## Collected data

########################################

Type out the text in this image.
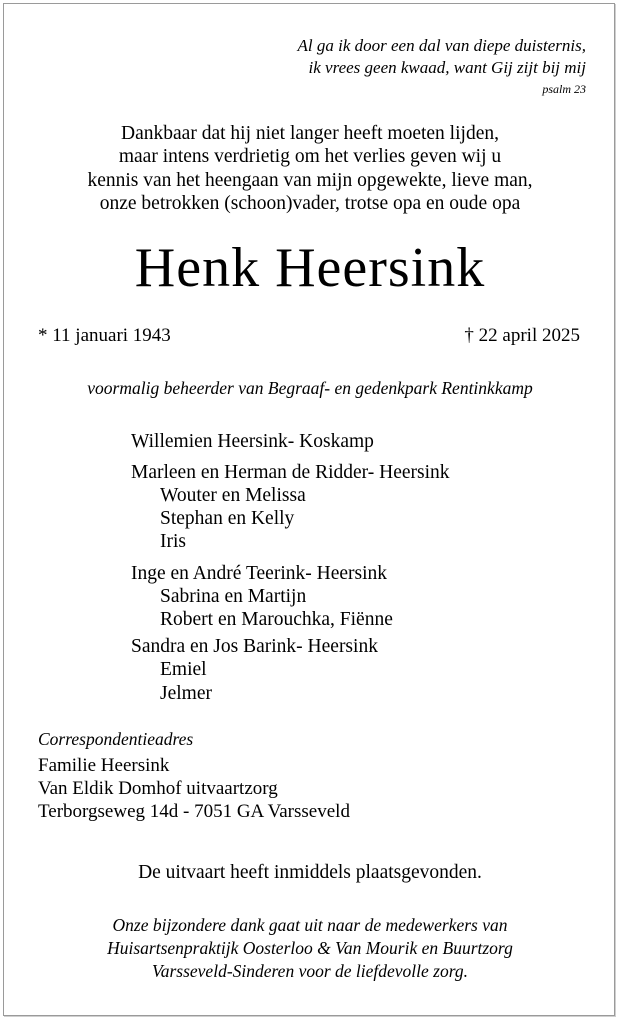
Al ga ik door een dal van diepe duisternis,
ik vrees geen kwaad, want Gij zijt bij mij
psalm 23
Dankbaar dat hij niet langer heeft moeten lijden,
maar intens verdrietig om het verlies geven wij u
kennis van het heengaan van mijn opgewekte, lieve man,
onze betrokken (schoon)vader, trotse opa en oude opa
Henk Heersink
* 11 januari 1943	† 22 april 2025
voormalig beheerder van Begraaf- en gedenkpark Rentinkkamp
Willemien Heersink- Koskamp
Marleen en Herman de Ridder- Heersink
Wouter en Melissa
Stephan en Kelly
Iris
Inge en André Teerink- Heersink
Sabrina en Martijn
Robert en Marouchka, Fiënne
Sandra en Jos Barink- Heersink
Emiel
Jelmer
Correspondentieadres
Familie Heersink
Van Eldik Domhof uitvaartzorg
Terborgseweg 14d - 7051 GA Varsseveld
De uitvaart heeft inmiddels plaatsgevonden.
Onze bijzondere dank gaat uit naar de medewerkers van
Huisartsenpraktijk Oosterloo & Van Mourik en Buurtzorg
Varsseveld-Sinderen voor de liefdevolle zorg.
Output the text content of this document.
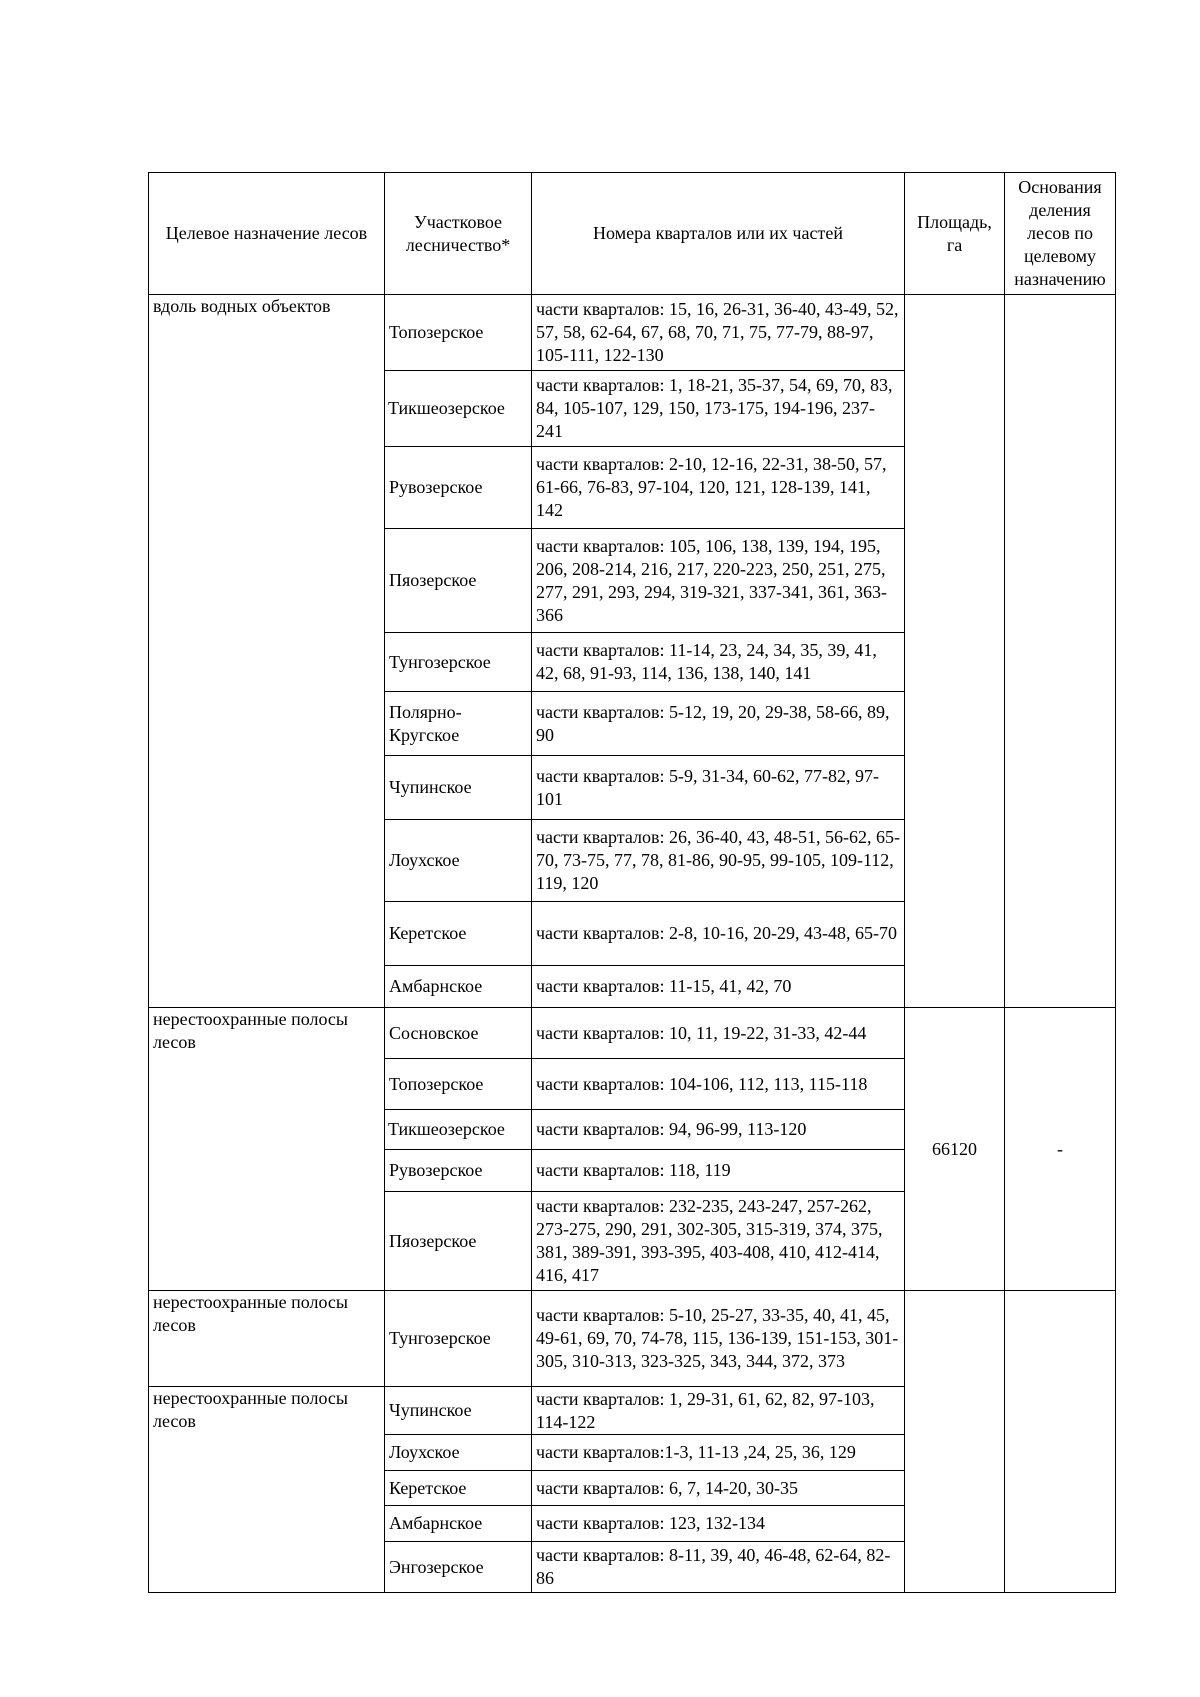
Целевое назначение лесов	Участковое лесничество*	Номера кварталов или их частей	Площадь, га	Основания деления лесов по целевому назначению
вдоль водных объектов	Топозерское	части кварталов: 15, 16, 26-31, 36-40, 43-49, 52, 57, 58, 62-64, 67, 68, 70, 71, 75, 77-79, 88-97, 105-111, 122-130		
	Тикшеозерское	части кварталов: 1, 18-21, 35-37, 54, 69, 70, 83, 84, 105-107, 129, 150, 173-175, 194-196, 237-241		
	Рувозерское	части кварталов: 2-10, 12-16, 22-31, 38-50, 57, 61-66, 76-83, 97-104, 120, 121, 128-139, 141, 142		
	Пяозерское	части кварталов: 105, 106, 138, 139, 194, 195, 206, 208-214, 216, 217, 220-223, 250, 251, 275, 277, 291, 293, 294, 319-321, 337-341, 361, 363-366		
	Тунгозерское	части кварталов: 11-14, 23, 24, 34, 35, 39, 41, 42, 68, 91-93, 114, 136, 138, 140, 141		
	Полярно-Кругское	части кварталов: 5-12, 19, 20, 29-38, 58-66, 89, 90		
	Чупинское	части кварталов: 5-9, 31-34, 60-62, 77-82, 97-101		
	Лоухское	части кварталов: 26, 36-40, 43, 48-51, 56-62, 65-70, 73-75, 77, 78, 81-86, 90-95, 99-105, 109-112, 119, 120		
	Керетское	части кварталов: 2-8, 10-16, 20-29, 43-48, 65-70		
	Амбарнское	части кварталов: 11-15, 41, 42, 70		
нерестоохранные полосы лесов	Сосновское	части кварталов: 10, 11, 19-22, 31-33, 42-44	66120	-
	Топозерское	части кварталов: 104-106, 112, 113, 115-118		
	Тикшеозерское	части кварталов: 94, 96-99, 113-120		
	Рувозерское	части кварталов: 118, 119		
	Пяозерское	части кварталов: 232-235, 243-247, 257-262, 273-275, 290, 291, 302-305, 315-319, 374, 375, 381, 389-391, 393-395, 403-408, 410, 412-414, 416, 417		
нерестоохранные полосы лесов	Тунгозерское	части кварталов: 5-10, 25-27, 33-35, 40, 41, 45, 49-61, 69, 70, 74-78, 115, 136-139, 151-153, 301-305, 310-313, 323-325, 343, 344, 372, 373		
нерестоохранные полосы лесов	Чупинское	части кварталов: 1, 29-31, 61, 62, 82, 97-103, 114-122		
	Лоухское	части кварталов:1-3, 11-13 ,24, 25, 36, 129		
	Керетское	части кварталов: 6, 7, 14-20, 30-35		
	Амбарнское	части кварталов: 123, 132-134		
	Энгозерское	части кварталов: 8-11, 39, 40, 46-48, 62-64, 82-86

########################################

## What to work on
Using the entries above, state how many lines include the word "Рувозерское", with no other words.

## Reply to the task
2